(TASK DETAILS): Return the count of lines that mention "最可爱的人", with no other words.

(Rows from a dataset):
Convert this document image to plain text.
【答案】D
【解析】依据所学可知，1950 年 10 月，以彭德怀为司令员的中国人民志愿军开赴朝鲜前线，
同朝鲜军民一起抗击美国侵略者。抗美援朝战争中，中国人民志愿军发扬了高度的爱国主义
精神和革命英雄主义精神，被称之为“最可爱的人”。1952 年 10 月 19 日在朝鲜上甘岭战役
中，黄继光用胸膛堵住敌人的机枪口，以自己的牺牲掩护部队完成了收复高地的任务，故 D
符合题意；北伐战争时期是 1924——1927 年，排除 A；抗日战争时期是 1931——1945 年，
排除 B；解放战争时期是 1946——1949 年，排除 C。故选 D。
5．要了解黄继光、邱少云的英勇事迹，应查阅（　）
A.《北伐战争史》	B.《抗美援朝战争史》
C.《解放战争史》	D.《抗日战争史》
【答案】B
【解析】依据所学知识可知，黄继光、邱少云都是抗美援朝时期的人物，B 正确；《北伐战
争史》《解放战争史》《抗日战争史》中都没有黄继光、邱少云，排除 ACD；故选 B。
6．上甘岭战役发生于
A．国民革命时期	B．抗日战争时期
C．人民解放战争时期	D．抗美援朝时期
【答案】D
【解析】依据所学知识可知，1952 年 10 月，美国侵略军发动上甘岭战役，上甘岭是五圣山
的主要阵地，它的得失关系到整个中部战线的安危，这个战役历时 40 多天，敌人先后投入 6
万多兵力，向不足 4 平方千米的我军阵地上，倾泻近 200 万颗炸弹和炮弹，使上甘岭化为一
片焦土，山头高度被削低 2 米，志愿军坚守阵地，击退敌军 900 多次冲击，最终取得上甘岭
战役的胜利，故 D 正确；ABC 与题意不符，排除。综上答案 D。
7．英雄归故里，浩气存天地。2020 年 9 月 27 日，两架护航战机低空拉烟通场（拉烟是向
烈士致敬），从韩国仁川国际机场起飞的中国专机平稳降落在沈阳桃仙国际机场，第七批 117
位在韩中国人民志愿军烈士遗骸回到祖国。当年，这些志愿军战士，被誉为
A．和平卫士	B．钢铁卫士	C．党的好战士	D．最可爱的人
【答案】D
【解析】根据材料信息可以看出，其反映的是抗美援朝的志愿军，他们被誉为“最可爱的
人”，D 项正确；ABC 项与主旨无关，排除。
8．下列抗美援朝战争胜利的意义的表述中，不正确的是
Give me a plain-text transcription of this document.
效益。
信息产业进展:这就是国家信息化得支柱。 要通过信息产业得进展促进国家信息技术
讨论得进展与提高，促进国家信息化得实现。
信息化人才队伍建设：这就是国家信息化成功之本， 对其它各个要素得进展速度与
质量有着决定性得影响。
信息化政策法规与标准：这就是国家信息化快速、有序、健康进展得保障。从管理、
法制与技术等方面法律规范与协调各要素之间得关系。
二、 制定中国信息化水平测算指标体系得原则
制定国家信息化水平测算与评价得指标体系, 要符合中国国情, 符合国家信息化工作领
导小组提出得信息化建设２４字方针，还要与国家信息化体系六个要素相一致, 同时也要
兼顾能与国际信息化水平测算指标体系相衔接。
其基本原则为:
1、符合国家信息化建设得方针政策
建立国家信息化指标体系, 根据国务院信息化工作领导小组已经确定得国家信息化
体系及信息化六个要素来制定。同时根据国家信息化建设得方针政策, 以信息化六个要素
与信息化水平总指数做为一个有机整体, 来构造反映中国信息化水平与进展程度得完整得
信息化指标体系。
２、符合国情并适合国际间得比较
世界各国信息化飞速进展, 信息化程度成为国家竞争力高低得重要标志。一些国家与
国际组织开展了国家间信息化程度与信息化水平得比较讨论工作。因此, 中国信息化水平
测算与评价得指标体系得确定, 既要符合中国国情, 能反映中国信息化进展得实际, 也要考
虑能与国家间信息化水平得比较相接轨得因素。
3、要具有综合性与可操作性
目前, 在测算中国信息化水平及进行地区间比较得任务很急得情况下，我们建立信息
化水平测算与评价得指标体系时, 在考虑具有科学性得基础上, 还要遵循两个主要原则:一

(REPLY): 2